▶ _To do_: Select every line holding the word "screenshot" and copy it.

▶ _Data supplied_:
▽

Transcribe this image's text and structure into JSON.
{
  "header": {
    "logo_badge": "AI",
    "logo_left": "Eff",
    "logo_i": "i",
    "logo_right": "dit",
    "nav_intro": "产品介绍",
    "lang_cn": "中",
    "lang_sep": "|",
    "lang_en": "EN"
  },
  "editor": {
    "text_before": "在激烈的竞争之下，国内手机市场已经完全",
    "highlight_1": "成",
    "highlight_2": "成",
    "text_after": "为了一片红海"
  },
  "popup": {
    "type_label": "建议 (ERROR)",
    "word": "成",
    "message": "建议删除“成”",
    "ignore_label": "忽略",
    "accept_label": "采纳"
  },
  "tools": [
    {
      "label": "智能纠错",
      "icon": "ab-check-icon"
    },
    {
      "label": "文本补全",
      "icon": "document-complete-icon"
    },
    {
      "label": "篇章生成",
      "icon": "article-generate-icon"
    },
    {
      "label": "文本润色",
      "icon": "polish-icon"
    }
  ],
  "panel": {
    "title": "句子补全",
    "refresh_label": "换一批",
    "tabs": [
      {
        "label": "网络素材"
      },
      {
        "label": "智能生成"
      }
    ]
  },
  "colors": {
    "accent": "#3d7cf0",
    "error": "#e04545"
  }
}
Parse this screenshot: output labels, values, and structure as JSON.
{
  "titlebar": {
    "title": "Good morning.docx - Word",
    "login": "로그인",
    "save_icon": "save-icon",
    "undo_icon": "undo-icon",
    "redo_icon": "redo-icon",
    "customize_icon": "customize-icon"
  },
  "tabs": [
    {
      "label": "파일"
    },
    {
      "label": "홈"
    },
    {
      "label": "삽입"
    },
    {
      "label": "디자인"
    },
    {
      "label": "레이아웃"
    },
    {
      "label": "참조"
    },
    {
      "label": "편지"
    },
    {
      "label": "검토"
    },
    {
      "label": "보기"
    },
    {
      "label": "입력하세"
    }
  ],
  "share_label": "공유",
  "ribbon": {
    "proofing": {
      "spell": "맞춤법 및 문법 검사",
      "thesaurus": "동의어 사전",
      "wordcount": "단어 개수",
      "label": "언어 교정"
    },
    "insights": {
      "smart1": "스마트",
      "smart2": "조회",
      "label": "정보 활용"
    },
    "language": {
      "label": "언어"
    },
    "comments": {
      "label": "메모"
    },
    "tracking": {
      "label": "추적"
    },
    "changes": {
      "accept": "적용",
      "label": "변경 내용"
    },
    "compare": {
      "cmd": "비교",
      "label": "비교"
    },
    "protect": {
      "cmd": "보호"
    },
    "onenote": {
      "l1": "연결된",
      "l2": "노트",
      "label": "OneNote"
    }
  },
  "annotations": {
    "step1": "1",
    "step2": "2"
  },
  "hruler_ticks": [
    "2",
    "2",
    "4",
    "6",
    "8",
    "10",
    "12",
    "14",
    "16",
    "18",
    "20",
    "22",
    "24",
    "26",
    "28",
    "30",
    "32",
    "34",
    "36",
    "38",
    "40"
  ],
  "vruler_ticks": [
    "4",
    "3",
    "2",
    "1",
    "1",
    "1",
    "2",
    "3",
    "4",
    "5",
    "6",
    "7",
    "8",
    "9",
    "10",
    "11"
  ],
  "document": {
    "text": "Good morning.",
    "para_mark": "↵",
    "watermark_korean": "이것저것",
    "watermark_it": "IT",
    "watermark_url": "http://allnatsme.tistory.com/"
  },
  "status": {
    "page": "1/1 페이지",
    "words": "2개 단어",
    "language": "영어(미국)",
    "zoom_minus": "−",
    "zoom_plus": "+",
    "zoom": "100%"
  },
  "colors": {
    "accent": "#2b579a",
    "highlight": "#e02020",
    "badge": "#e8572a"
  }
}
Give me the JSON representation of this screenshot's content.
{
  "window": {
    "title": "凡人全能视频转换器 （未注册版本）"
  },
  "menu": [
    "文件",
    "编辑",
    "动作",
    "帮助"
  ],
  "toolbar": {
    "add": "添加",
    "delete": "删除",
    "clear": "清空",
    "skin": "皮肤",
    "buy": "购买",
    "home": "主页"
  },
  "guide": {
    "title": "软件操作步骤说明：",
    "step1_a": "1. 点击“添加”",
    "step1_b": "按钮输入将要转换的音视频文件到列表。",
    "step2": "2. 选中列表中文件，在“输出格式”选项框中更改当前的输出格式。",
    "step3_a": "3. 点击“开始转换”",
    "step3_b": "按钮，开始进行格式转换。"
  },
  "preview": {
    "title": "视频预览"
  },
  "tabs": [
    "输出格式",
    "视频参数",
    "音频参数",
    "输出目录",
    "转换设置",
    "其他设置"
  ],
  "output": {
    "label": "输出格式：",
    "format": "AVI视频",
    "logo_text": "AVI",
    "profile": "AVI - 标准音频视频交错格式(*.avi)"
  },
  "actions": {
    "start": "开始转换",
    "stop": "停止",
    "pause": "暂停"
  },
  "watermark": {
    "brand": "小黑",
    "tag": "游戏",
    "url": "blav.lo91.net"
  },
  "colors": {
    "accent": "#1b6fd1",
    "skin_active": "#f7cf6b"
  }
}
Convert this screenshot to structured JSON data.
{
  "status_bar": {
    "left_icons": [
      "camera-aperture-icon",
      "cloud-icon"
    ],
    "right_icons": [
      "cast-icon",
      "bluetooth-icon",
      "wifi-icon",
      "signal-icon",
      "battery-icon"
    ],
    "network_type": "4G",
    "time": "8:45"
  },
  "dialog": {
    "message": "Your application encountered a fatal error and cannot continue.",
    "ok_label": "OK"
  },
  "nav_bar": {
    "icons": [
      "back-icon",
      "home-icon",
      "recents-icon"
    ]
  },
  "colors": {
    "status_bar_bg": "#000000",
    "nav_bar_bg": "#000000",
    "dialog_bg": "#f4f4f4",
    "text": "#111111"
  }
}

△

▶ _Task answer_:
Parse this screenshot: output labels, values, and structure as JSON.
Give me the JSON representation of this screenshot's content.
Convert this screenshot to structured JSON data.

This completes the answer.